Exercise: Retype the material in full, keeping every word the same.

----------

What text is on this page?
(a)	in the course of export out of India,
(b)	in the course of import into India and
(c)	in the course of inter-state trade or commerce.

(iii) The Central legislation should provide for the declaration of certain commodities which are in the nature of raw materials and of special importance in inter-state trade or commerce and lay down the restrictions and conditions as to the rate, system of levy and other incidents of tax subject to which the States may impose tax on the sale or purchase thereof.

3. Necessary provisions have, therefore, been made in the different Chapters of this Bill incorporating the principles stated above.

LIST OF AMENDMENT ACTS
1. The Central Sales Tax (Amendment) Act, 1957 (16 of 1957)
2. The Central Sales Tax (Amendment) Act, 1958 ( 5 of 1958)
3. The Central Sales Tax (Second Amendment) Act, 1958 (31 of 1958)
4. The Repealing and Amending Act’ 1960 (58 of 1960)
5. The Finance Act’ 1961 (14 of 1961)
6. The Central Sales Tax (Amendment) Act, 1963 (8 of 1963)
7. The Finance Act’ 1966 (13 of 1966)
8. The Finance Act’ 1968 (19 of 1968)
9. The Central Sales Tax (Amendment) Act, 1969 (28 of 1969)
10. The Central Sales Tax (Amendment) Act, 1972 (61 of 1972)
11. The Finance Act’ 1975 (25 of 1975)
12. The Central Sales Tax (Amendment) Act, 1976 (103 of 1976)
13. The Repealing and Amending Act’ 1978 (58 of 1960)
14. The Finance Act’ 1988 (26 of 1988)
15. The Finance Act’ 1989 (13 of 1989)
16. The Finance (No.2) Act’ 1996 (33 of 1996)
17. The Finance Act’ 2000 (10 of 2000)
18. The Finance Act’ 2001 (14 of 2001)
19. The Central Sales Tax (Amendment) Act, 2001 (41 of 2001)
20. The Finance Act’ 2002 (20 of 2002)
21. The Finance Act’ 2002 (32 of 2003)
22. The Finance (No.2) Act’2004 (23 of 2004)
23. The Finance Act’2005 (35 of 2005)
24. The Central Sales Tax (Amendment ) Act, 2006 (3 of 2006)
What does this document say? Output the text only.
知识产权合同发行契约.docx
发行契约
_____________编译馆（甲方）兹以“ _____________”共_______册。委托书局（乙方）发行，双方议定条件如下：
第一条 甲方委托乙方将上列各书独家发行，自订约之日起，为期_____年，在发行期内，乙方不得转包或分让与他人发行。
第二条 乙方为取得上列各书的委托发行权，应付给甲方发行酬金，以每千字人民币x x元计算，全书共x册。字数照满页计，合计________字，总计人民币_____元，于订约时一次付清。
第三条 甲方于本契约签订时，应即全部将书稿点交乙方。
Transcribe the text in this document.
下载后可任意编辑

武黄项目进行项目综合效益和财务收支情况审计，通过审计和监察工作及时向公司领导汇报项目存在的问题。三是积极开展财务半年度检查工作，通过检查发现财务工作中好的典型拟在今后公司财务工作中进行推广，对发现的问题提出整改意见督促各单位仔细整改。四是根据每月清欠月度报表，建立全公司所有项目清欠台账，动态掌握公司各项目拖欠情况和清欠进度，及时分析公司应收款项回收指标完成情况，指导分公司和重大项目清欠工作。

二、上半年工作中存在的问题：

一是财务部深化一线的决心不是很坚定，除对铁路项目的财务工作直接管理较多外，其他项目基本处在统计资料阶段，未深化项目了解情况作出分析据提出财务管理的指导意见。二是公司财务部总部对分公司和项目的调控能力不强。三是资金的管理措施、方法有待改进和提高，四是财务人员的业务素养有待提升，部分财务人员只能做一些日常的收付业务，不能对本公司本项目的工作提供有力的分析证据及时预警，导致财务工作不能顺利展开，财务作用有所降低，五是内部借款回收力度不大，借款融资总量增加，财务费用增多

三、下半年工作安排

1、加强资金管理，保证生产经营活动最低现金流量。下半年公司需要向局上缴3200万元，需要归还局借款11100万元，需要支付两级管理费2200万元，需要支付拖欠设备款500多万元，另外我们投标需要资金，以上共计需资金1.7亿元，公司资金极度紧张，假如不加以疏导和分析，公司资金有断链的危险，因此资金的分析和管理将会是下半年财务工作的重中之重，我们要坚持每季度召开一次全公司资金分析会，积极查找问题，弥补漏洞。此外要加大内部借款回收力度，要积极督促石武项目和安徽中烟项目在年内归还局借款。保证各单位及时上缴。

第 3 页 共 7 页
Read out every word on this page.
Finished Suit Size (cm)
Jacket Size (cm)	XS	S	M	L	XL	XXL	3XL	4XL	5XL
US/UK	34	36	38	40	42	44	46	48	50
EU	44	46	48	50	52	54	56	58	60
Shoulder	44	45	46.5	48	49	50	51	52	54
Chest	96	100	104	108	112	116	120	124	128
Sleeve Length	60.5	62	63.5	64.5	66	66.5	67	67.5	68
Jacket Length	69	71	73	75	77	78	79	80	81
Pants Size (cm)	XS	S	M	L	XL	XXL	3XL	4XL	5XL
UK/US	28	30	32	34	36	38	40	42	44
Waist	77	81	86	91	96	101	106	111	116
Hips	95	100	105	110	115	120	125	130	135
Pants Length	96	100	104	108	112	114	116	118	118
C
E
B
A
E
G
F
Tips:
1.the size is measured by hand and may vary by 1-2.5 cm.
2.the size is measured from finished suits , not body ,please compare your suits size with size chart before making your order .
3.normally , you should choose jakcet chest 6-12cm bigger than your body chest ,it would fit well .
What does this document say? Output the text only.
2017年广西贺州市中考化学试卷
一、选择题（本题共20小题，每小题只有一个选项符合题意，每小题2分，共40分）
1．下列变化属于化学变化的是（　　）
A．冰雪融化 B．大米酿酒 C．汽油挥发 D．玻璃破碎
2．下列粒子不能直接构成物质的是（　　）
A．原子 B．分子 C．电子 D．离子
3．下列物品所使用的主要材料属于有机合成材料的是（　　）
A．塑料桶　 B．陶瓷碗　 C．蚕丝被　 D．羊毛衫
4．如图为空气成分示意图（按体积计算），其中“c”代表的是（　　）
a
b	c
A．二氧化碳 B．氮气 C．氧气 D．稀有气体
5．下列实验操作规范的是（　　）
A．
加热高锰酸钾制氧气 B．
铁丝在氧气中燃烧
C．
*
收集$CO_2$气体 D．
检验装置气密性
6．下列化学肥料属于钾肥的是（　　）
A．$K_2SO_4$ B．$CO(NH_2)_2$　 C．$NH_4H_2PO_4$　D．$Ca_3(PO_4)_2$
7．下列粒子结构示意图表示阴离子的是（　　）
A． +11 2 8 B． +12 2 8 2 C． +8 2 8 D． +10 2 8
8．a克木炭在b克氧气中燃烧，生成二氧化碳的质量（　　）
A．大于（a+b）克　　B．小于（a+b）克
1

----------

The solution:
What text is on this page?
(a)	in the course of export out of India,
(b)	in the course of import into India and
(c)	in the course of inter-state trade or commerce.

(iii) The Central legislation should provide for the declaration of certain commodities which are in the nature of raw materials and of special importance in inter-state trade or commerce and lay down the restrictions and conditions as to the rate, system of levy and other incidents of tax subject to which the States may impose tax on the sale or purchase thereof.

3. Necessary provisions have, therefore, been made in the different Chapters of this Bill incorporating the principles stated above.

LIST OF AMENDMENT ACTS
1. The Central Sales Tax (Amendment) Act, 1957 (16 of 1957)
2. The Central Sales Tax (Amendment) Act, 1958 ( 5 of 1958)
3. The Central Sales Tax (Second Amendment) Act, 1958 (31 of 1958)
4. The Repealing and Amending Act’ 1960 (58 of 1960)
5. The Finance Act’ 1961 (14 of 1961)
6. The Central Sales Tax (Amendment) Act, 1963 (8 of 1963)
7. The Finance Act’ 1966 (13 of 1966)
8. The Finance Act’ 1968 (19 of 1968)
9. The Central Sales Tax (Amendment) Act, 1969 (28 of 1969)
10. The Central Sales Tax (Amendment) Act, 1972 (61 of 1972)
11. The Finance Act’ 1975 (25 of 1975)
12. The Central Sales Tax (Amendment) Act, 1976 (103 of 1976)
13. The Repealing and Amending Act’ 1978 (58 of 1960)
14. The Finance Act’ 1988 (26 of 1988)
15. The Finance Act’ 1989 (13 of 1989)
16. The Finance (No.2) Act’ 1996 (33 of 1996)
17. The Finance Act’ 2000 (10 of 2000)
18. The Finance Act’ 2001 (14 of 2001)
19. The Central Sales Tax (Amendment) Act, 2001 (41 of 2001)
20. The Finance Act’ 2002 (20 of 2002)
21. The Finance Act’ 2002 (32 of 2003)
22. The Finance (No.2) Act’2004 (23 of 2004)
23. The Finance Act’2005 (35 of 2005)
24. The Central Sales Tax (Amendment ) Act, 2006 (3 of 2006)
What does this document say? Output the text only.
知识产权合同发行契约.docx
发行契约
_____________编译馆（甲方）兹以“ _____________”共_______册。委托书局（乙方）发行，双方议定条件如下：
第一条 甲方委托乙方将上列各书独家发行，自订约之日起，为期_____年，在发行期内，乙方不得转包或分让与他人发行。
第二条 乙方为取得上列各书的委托发行权，应付给甲方发行酬金，以每千字人民币x x元计算，全书共x册。字数照满页计，合计________字，总计人民币_____元，于订约时一次付清。
第三条 甲方于本契约签订时，应即全部将书稿点交乙方。
Transcribe the text in this document.
下载后可任意编辑

武黄项目进行项目综合效益和财务收支情况审计，通过审计和监察工作及时向公司领导汇报项目存在的问题。三是积极开展财务半年度检查工作，通过检查发现财务工作中好的典型拟在今后公司财务工作中进行推广，对发现的问题提出整改意见督促各单位仔细整改。四是根据每月清欠月度报表，建立全公司所有项目清欠台账，动态掌握公司各项目拖欠情况和清欠进度，及时分析公司应收款项回收指标完成情况，指导分公司和重大项目清欠工作。

二、上半年工作中存在的问题：

一是财务部深化一线的决心不是很坚定，除对铁路项目的财务工作直接管理较多外，其他项目基本处在统计资料阶段，未深化项目了解情况作出分析据提出财务管理的指导意见。二是公司财务部总部对分公司和项目的调控能力不强。三是资金的管理措施、方法有待改进和提高，四是财务人员的业务素养有待提升，部分财务人员只能做一些日常的收付业务，不能对本公司本项目的工作提供有力的分析证据及时预警，导致财务工作不能顺利展开，财务作用有所降低，五是内部借款回收力度不大，借款融资总量增加，财务费用增多

三、下半年工作安排

1、加强资金管理，保证生产经营活动最低现金流量。下半年公司需要向局上缴3200万元，需要归还局借款11100万元，需要支付两级管理费2200万元，需要支付拖欠设备款500多万元，另外我们投标需要资金，以上共计需资金1.7亿元，公司资金极度紧张，假如不加以疏导和分析，公司资金有断链的危险，因此资金的分析和管理将会是下半年财务工作的重中之重，我们要坚持每季度召开一次全公司资金分析会，积极查找问题，弥补漏洞。此外要加大内部借款回收力度，要积极督促石武项目和安徽中烟项目在年内归还局借款。保证各单位及时上缴。

第 3 页 共 7 页
Read out every word on this page.
Finished Suit Size (cm)
Jacket Size (cm)	XS	S	M	L	XL	XXL	3XL	4XL	5XL
US/UK	34	36	38	40	42	44	46	48	50
EU	44	46	48	50	52	54	56	58	60
Shoulder	44	45	46.5	48	49	50	51	52	54
Chest	96	100	104	108	112	116	120	124	128
Sleeve Length	60.5	62	63.5	64.5	66	66.5	67	67.5	68
Jacket Length	69	71	73	75	77	78	79	80	81
Pants Size (cm)	XS	S	M	L	XL	XXL	3XL	4XL	5XL
UK/US	28	30	32	34	36	38	40	42	44
Waist	77	81	86	91	96	101	106	111	116
Hips	95	100	105	110	115	120	125	130	135
Pants Length	96	100	104	108	112	114	116	118	118
C
E
B
A
E
G
F
Tips:
1.the size is measured by hand and may vary by 1-2.5 cm.
2.the size is measured from finished suits , not body ,please compare your suits size with size chart before making your order .
3.normally , you should choose jakcet chest 6-12cm bigger than your body chest ,it would fit well .
What does this document say? Output the text only.
2017年广西贺州市中考化学试卷
一、选择题（本题共20小题，每小题只有一个选项符合题意，每小题2分，共40分）
1．下列变化属于化学变化的是（　　）
A．冰雪融化 B．大米酿酒 C．汽油挥发 D．玻璃破碎
2．下列粒子不能直接构成物质的是（　　）
A．原子 B．分子 C．电子 D．离子
3．下列物品所使用的主要材料属于有机合成材料的是（　　）
A．塑料桶　 B．陶瓷碗　 C．蚕丝被　 D．羊毛衫
4．如图为空气成分示意图（按体积计算），其中“c”代表的是（　　）
a
b	c
A．二氧化碳 B．氮气 C．氧气 D．稀有气体
5．下列实验操作规范的是（　　）
A．
加热高锰酸钾制氧气 B．
铁丝在氧气中燃烧
C．
*
收集$CO_2$气体 D．
检验装置气密性
6．下列化学肥料属于钾肥的是（　　）
A．$K_2SO_4$ B．$CO(NH_2)_2$　 C．$NH_4H_2PO_4$　D．$Ca_3(PO_4)_2$
7．下列粒子结构示意图表示阴离子的是（　　）
A． +11 2 8 B． +12 2 8 2 C． +8 2 8 D． +10 2 8
8．a克木炭在b克氧气中燃烧，生成二氧化碳的质量（　　）
A．大于（a+b）克　　B．小于（a+b）克
1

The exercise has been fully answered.